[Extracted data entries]
## Start
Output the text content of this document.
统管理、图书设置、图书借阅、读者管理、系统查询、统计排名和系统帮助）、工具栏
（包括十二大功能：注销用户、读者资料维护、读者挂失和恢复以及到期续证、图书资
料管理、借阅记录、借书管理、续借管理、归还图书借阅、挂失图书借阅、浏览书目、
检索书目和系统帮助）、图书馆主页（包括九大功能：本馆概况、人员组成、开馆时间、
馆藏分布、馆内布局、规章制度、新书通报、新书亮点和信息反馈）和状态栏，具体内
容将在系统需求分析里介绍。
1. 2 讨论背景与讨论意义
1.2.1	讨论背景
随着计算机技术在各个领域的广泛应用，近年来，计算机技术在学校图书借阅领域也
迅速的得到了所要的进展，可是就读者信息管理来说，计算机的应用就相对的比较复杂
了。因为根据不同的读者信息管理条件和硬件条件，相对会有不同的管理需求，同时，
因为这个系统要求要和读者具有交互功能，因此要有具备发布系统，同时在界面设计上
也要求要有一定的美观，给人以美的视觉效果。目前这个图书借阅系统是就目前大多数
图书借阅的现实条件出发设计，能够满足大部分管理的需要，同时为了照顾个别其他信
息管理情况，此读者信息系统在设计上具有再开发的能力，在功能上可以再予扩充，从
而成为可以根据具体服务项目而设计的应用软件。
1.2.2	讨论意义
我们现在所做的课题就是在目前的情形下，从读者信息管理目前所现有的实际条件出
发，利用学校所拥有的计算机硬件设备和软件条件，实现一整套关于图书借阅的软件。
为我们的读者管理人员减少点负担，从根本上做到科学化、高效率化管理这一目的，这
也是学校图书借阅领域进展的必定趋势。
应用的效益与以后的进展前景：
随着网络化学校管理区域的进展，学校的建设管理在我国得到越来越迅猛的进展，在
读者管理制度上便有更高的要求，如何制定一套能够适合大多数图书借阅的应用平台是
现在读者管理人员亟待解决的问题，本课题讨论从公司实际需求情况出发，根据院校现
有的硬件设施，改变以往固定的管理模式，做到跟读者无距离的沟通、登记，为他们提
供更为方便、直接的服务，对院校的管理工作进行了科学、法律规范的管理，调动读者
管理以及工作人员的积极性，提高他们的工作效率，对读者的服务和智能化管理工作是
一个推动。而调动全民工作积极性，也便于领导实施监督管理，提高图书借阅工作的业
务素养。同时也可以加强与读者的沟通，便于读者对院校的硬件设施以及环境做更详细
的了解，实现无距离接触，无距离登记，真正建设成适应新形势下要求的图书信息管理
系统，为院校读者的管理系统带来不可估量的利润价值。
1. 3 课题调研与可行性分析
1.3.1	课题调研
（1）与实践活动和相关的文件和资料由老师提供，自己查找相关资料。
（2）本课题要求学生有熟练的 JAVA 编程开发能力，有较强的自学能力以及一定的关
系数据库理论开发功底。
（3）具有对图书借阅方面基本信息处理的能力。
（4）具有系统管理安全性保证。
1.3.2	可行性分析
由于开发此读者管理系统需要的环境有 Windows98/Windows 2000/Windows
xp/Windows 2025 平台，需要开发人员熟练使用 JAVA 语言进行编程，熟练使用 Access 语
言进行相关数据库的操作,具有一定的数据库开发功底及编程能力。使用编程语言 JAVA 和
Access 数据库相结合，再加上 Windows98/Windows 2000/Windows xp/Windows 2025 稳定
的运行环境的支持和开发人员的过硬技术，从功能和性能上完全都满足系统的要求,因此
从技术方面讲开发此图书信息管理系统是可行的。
## End
#### Written instruction
Provide only the number of lines in the records containing the string "JAVA".

#### Task solution
3